(Data entries)

******************************

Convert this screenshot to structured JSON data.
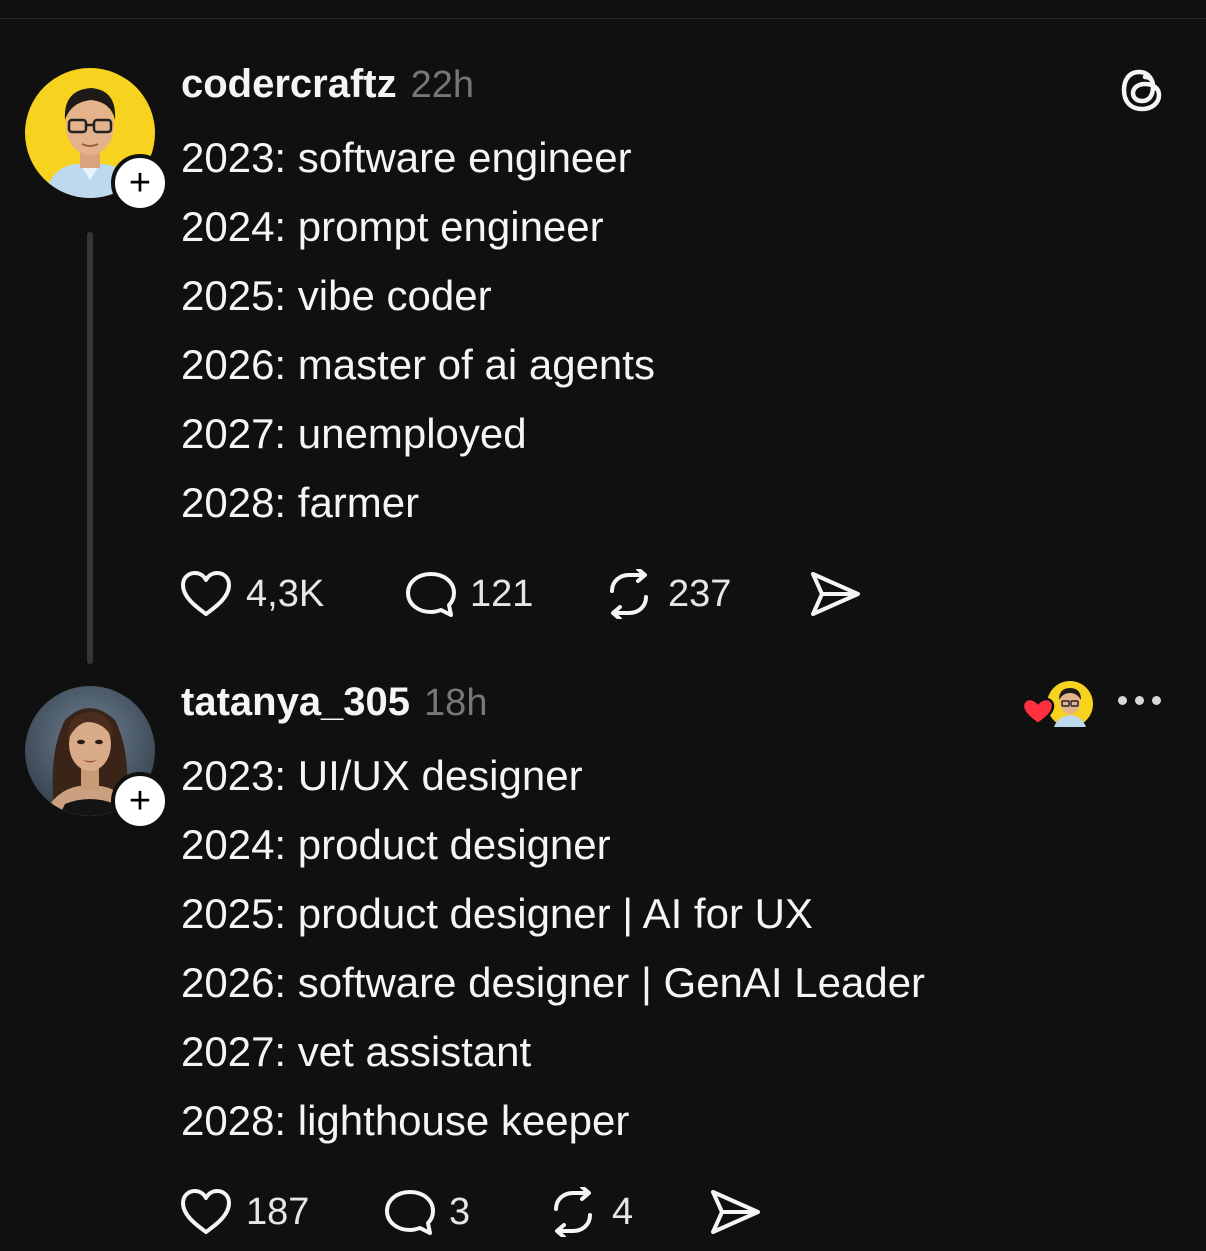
{
  "posts": [
    {
      "username": "codercraftz",
      "time": "22h",
      "avatar_icon": "user-avatar-man-yellow-bg",
      "follow_label": "+",
      "lines": [
        "2023: software engineer",
        "2024: prompt engineer",
        "2025: vibe coder",
        "2026: master of ai agents",
        "2027: unemployed",
        "2028: farmer"
      ],
      "actions": {
        "likes": "4,3K",
        "replies": "121",
        "reposts": "237"
      }
    },
    {
      "username": "tatanya_305",
      "time": "18h",
      "avatar_icon": "user-avatar-woman",
      "follow_label": "+",
      "lines": [
        "2023: UI/UX designer",
        "2024: product designer",
        "2025: product designer | AI for UX",
        "2026: software designer | GenAI Leader",
        "2027: vet assistant",
        "2028: lighthouse keeper"
      ],
      "actions": {
        "likes": "187",
        "replies": "3",
        "reposts": "4"
      }
    }
  ],
  "colors": {
    "background": "#101010",
    "text": "#f3f5f7",
    "muted": "#777777",
    "accent_heart": "#ff3040",
    "avatar_yellow": "#f7d21e"
  }
}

******************************

> **Work to complete**:
Go through the listing above and list every line that has the word "designer".

> **Final result**:
        "2023: UI/UX designer",
        "2024: product designer",
        "2025: product designer | AI for UX",
        "2026: software designer | GenAI Leader",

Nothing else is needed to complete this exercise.